PROBLEM REQUIREMENTS:
Your reply should be a single number: how many lines contain the string "panel".

DATA SHOWN:
◇ ◇ ◇ ◇ ◇ ◇ ◇
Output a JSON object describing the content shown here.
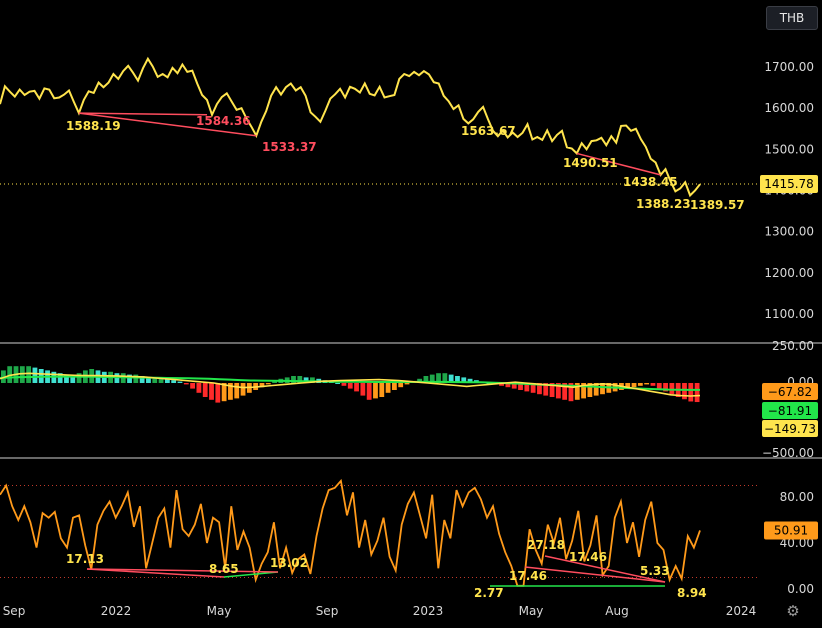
{
  "currency": "THB",
  "settings_icon": "settings-gear-icon",
  "chart_data": [
    {
      "type": "line",
      "panel": "price",
      "color": "#ffe44d",
      "yticks": [
        1100,
        1200,
        1300,
        1400,
        1500,
        1600,
        1700
      ],
      "ytick_labels": [
        "1100.00",
        "1200.00",
        "1300.00",
        "1400.00",
        "1500.00",
        "1600.00",
        "1700.00"
      ],
      "current_value": "1415.78",
      "series": [
        {
          "values": [
            1610,
            1653,
            1640,
            1628,
            1645,
            1632,
            1640,
            1642,
            1623,
            1648,
            1645,
            1624,
            1626,
            1633,
            1643,
            1615,
            1588,
            1620,
            1641,
            1637,
            1662,
            1651,
            1662,
            1683,
            1671,
            1690,
            1703,
            1686,
            1667,
            1697,
            1720,
            1701,
            1676,
            1683,
            1675,
            1698,
            1685,
            1706,
            1688,
            1691,
            1660,
            1632,
            1620,
            1584,
            1610,
            1627,
            1636,
            1616,
            1596,
            1600,
            1575,
            1555,
            1533,
            1567,
            1593,
            1630,
            1651,
            1633,
            1651,
            1660,
            1643,
            1651,
            1630,
            1590,
            1579,
            1567,
            1594,
            1623,
            1634,
            1647,
            1626,
            1652,
            1647,
            1638,
            1660,
            1635,
            1631,
            1652,
            1626,
            1629,
            1632,
            1671,
            1683,
            1678,
            1688,
            1680,
            1690,
            1682,
            1663,
            1660,
            1630,
            1617,
            1598,
            1607,
            1574,
            1563,
            1573,
            1591,
            1603,
            1573,
            1545,
            1532,
            1546,
            1529,
            1541,
            1530,
            1540,
            1561,
            1524,
            1530,
            1523,
            1546,
            1520,
            1535,
            1545,
            1505,
            1502,
            1490,
            1515,
            1500,
            1520,
            1522,
            1528,
            1510,
            1532,
            1516,
            1557,
            1558,
            1545,
            1550,
            1525,
            1506,
            1477,
            1468,
            1438,
            1452,
            1423,
            1398,
            1405,
            1420,
            1388,
            1400,
            1415
          ]
        }
      ],
      "annotations": [
        {
          "text": "1588.19",
          "color": "#ffe44d"
        },
        {
          "text": "1584.36",
          "color": "#ff4d5e"
        },
        {
          "text": "1533.37",
          "color": "#ff4d5e"
        },
        {
          "text": "1563.67",
          "color": "#ffe44d"
        },
        {
          "text": "1490.51",
          "color": "#ffe44d"
        },
        {
          "text": "1438.45",
          "color": "#ffe44d"
        },
        {
          "text": "1388.23",
          "color": "#ffe44d"
        },
        {
          "text": "1389.57",
          "color": "#ffe44d"
        }
      ]
    },
    {
      "type": "bar",
      "panel": "oscillator",
      "yticks": [
        250,
        0,
        -500
      ],
      "ytick_labels": [
        "250.00",
        "0.00",
        "−500.00"
      ],
      "tags": [
        {
          "text": "−67.82",
          "color": "#ff9a1a"
        },
        {
          "text": "−81.91",
          "color": "#22e64a"
        },
        {
          "text": "−149.73",
          "color": "#ffe44d"
        }
      ],
      "histogram": [
        45,
        60,
        60,
        60,
        60,
        55,
        50,
        45,
        40,
        35,
        30,
        25,
        35,
        45,
        50,
        45,
        40,
        40,
        35,
        35,
        30,
        30,
        25,
        20,
        20,
        20,
        15,
        10,
        5,
        -5,
        -20,
        -35,
        -50,
        -60,
        -70,
        -65,
        -60,
        -55,
        -45,
        -35,
        -25,
        -15,
        -5,
        5,
        15,
        20,
        25,
        25,
        20,
        20,
        15,
        10,
        5,
        0,
        -10,
        -20,
        -30,
        -45,
        -60,
        -55,
        -50,
        -35,
        -25,
        -15,
        -5,
        5,
        15,
        25,
        30,
        35,
        35,
        30,
        25,
        20,
        15,
        10,
        5,
        0,
        -5,
        -10,
        -15,
        -20,
        -25,
        -30,
        -35,
        -40,
        -45,
        -50,
        -55,
        -60,
        -65,
        -60,
        -55,
        -50,
        -45,
        -40,
        -35,
        -30,
        -25,
        -20,
        -15,
        -10,
        -5,
        -10,
        -20,
        -30,
        -40,
        -50,
        -58,
        -66,
        -68
      ],
      "signal": [
        60,
        65,
        70,
        72,
        74,
        75,
        76,
        76,
        75,
        74,
        72,
        70,
        68,
        66,
        64,
        62,
        60,
        58,
        56,
        54,
        50,
        45,
        40,
        35,
        30,
        28,
        26,
        25,
        24,
        22,
        20,
        18,
        16,
        15,
        14,
        13,
        12,
        12,
        12,
        12,
        13,
        13,
        13,
        12,
        11,
        10,
        8,
        5,
        0,
        -5,
        -10,
        -15,
        -20,
        -25,
        -30,
        -35,
        -40,
        -45,
        -50,
        -55,
        -60,
        -65,
        -70,
        -74,
        -78,
        -80,
        -82,
        -82
      ],
      "macd": [
        50,
        90,
        110,
        115,
        110,
        105,
        100,
        95,
        90,
        88,
        88,
        86,
        84,
        80,
        75,
        70,
        60,
        50,
        40,
        30,
        20,
        10,
        0,
        -20,
        -40,
        -55,
        -50,
        -40,
        -30,
        -20,
        -10,
        0,
        10,
        20,
        25,
        30,
        32,
        35,
        38,
        40,
        35,
        30,
        20,
        10,
        0,
        -10,
        -20,
        -30,
        -40,
        -30,
        -20,
        -10,
        0,
        10,
        0,
        -10,
        -20,
        -30,
        -40,
        -50,
        -30,
        -20,
        -10,
        -20,
        -40,
        -60,
        -80,
        -100,
        -120,
        -140,
        -150,
        -155,
        -150
      ]
    },
    {
      "type": "line",
      "panel": "rsi",
      "color": "#ff9a1a",
      "yticks": [
        0,
        40,
        80
      ],
      "ytick_labels": [
        "0.00",
        "40.00",
        "80.00"
      ],
      "current_value": "50.91",
      "series": [
        {
          "values": [
            82,
            90,
            72,
            60,
            72,
            58,
            36,
            66,
            62,
            67,
            44,
            36,
            62,
            64,
            38,
            17,
            56,
            68,
            76,
            62,
            72,
            84,
            54,
            72,
            18,
            40,
            62,
            70,
            36,
            86,
            52,
            46,
            56,
            74,
            40,
            62,
            58,
            18,
            72,
            34,
            50,
            36,
            8,
            22,
            32,
            58,
            18,
            36,
            14,
            26,
            30,
            13,
            46,
            70,
            86,
            88,
            94,
            64,
            84,
            36,
            60,
            30,
            42,
            62,
            28,
            16,
            56,
            74,
            84,
            64,
            44,
            82,
            18,
            60,
            44,
            86,
            72,
            84,
            88,
            78,
            62,
            72,
            48,
            32,
            20,
            2.8,
            2.8,
            52,
            34,
            22,
            56,
            40,
            62,
            26,
            42,
            68,
            24,
            38,
            64,
            12,
            20,
            62,
            76,
            40,
            58,
            28,
            60,
            76,
            40,
            34,
            8,
            20,
            8.9,
            46,
            36,
            51
          ]
        }
      ],
      "overbought": 90,
      "oversold": 10,
      "annotations": [
        {
          "text": "17.13",
          "color": "#ffe44d"
        },
        {
          "text": "8.65",
          "color": "#ffe44d"
        },
        {
          "text": "13.02",
          "color": "#ffe44d"
        },
        {
          "text": "27.18",
          "color": "#ffe44d"
        },
        {
          "text": "17.46",
          "color": "#ffe44d"
        },
        {
          "text": "17.46",
          "color": "#ffe44d"
        },
        {
          "text": "5.33",
          "color": "#ffe44d"
        },
        {
          "text": "2.77",
          "color": "#ffe44d"
        },
        {
          "text": "8.94",
          "color": "#ffe44d"
        }
      ]
    }
  ],
  "x_axis": {
    "labels": [
      "Sep",
      "2022",
      "May",
      "Sep",
      "2023",
      "May",
      "Aug",
      "2024"
    ]
  }
}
◇ ◇ ◇ ◇ ◇ ◇ ◇
ANSWER IN FULL:
3